# Problem to work on
Search the records below for the word "xlabel" and show every line where it occurs.

# Recorded data
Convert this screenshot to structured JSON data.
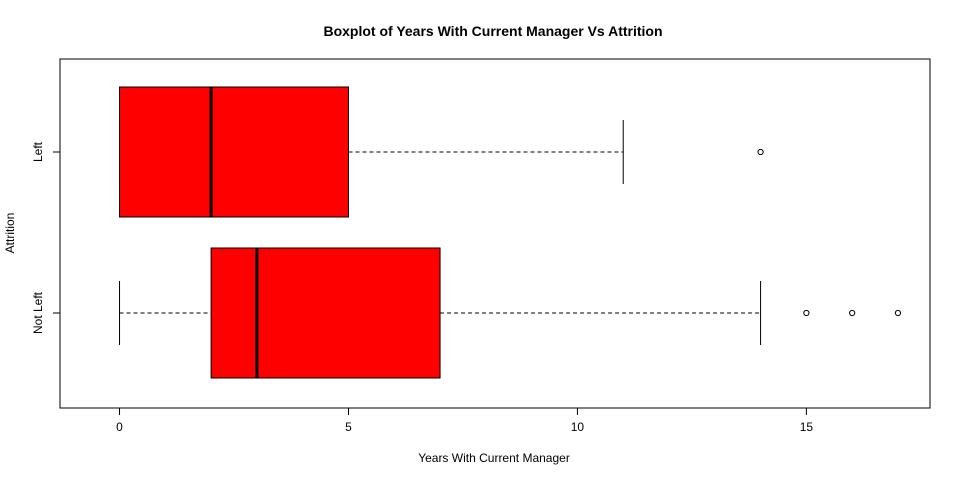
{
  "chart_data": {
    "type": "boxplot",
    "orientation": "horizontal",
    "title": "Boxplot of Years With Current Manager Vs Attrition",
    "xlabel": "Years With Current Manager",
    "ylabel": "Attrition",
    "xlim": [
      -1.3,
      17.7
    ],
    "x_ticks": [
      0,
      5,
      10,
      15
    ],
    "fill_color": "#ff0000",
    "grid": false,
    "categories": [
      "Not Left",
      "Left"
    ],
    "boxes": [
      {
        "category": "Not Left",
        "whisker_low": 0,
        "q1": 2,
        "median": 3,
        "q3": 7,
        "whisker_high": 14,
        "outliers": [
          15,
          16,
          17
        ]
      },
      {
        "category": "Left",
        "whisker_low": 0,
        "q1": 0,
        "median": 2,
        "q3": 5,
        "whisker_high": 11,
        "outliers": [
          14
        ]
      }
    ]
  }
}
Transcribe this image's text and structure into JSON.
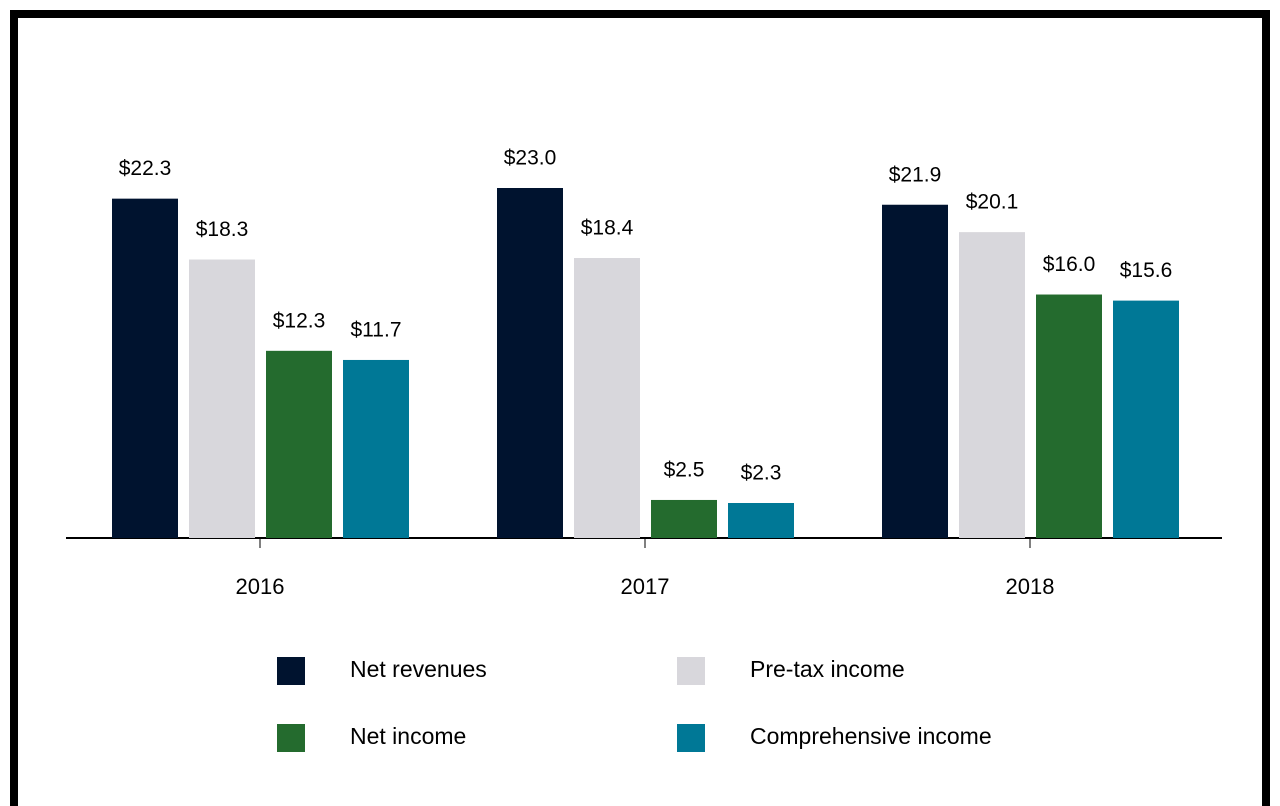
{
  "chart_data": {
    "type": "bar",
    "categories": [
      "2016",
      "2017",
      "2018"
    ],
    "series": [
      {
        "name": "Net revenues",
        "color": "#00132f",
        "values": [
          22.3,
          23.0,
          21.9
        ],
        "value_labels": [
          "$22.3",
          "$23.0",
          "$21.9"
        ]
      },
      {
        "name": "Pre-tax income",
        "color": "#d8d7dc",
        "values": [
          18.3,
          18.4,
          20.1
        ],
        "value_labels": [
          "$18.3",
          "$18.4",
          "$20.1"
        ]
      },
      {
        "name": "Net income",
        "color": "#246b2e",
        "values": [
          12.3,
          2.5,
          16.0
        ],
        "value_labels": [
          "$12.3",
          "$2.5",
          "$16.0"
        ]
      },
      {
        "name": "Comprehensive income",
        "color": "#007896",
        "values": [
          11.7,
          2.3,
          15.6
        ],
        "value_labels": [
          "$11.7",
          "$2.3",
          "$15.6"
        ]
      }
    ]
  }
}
* * *
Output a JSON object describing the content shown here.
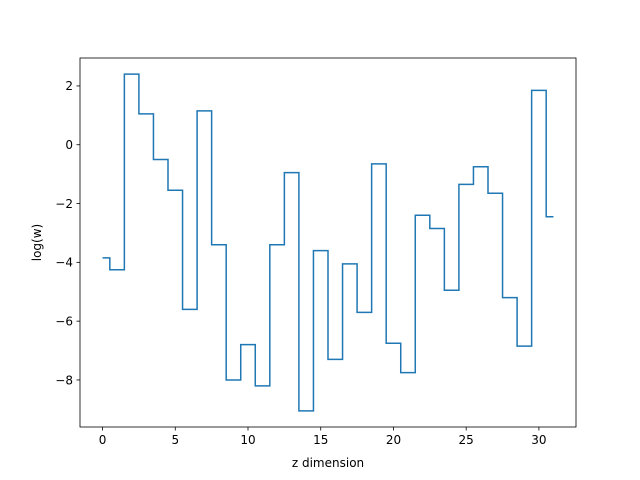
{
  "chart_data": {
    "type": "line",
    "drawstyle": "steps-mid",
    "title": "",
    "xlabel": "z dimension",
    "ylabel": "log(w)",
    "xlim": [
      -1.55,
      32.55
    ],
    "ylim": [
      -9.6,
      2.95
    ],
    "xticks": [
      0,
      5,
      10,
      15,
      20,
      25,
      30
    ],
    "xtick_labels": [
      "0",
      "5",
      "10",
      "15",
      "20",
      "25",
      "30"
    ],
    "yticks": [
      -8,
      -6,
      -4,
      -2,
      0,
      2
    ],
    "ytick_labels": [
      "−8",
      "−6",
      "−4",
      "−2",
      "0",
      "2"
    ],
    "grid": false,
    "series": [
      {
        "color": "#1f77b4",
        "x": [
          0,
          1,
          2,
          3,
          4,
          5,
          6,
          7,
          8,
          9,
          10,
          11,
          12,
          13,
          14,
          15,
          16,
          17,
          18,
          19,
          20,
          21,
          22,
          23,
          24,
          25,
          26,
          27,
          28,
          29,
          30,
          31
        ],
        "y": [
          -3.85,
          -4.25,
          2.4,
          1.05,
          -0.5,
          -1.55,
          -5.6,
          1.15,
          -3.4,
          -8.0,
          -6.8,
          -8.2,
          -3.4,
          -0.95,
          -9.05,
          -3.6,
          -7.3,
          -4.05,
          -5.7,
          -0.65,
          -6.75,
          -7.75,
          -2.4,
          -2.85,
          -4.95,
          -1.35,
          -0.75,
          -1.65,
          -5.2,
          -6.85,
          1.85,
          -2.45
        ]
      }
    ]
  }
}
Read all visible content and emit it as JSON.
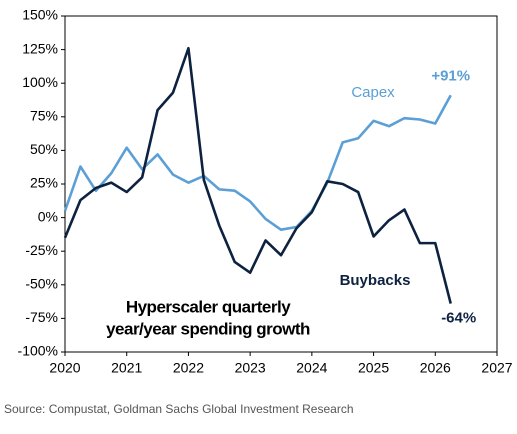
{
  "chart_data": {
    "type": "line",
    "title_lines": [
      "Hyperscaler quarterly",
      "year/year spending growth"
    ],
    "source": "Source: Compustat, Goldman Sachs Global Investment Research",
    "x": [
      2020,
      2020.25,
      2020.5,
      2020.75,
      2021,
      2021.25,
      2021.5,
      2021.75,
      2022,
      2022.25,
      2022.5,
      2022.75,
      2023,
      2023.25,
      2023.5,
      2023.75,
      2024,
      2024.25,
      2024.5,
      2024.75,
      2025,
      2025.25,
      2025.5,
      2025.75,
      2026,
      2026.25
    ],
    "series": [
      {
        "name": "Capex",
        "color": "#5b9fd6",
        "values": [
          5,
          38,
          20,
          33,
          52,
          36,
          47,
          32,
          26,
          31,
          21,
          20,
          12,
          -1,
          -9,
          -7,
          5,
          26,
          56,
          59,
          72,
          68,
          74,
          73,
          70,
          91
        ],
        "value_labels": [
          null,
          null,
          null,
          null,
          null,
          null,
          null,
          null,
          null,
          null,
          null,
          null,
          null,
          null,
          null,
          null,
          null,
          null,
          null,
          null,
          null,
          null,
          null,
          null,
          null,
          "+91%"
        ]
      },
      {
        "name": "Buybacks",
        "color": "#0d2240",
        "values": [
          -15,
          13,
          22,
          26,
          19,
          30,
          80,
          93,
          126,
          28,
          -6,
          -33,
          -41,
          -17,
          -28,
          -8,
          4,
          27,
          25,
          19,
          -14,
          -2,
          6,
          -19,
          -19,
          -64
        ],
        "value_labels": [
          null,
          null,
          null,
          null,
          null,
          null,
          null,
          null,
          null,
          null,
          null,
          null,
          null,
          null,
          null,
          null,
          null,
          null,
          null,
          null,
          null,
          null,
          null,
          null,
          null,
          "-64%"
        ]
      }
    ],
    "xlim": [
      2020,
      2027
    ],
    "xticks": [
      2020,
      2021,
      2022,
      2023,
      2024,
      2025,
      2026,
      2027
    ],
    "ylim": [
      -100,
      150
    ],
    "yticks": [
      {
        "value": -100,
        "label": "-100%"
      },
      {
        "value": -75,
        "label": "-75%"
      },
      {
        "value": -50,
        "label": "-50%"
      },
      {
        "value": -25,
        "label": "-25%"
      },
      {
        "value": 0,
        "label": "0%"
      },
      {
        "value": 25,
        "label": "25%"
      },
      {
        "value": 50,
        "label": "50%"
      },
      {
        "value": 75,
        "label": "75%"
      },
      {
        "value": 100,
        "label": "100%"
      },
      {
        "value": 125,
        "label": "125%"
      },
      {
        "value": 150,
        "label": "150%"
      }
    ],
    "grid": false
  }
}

# Exercise result
    "xlabel": "Years With Current Manager",
    "xlabel": "z dimension",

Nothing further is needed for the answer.